◆ WORK TO DO
Wherever a line holds the word "fazer", copy that line out.

Figure contents as structured data
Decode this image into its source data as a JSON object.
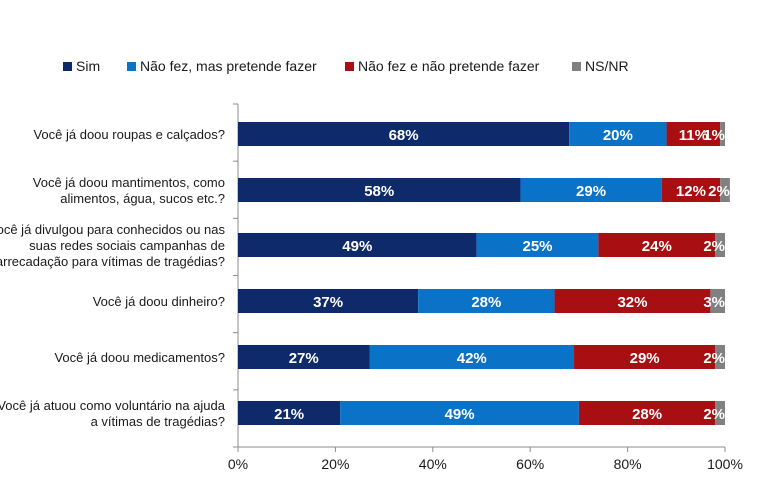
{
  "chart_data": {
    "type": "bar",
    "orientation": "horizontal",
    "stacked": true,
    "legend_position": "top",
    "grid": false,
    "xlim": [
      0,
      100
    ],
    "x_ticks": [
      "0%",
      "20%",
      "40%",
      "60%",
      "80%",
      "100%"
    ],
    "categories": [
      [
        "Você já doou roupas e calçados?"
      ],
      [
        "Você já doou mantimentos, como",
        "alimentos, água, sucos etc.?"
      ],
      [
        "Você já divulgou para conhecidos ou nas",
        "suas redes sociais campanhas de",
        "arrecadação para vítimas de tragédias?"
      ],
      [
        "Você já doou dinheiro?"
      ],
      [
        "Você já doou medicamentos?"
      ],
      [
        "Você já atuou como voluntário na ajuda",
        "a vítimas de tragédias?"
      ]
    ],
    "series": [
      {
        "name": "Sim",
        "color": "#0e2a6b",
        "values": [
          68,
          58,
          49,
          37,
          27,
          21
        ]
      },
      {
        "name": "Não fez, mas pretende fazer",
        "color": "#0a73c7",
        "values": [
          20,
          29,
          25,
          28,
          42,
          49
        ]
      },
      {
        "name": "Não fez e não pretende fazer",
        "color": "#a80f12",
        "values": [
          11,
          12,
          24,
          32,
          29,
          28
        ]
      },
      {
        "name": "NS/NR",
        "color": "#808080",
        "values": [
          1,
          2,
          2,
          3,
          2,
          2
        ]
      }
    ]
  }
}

◆ FINISHED ANSWER
        "name": "Não fez, mas pretende fazer",
        "name": "Não fez e não pretende fazer",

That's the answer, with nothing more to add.